◆ Task objective: Copy out the listing that follows, exactly, without its pictures.

◆ Source data:

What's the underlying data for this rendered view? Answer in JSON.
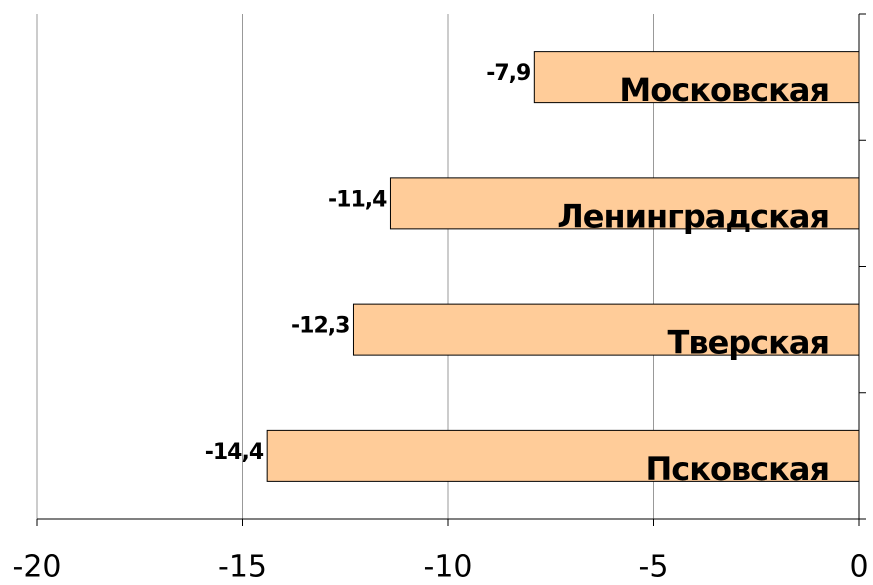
{
  "chart_data": {
    "type": "bar",
    "orientation": "horizontal",
    "categories": [
      "Московская",
      "Ленинградская",
      "Тверская",
      "Псковская"
    ],
    "values": [
      -7.9,
      -11.4,
      -12.3,
      -14.4
    ],
    "value_labels": [
      "-7,9",
      "-11,4",
      "-12,3",
      "-14,4"
    ],
    "color": "#ffcc99",
    "xlim": [
      -20,
      0
    ],
    "xticks": [
      -20,
      -15,
      -10,
      -5,
      0
    ],
    "grid": true
  }
}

◆ Full output:
What's the underlying data for this rendered view? Answer in JSON.
{
  "chart_data": {
    "type": "bar",
    "orientation": "horizontal",
    "categories": [
      "Московская",
      "Ленинградская",
      "Тверская",
      "Псковская"
    ],
    "values": [
      -7.9,
      -11.4,
      -12.3,
      -14.4
    ],
    "value_labels": [
      "-7,9",
      "-11,4",
      "-12,3",
      "-14,4"
    ],
    "color": "#ffcc99",
    "xlim": [
      -20,
      0
    ],
    "xticks": [
      -20,
      -15,
      -10,
      -5,
      0
    ],
    "grid": true
  }
}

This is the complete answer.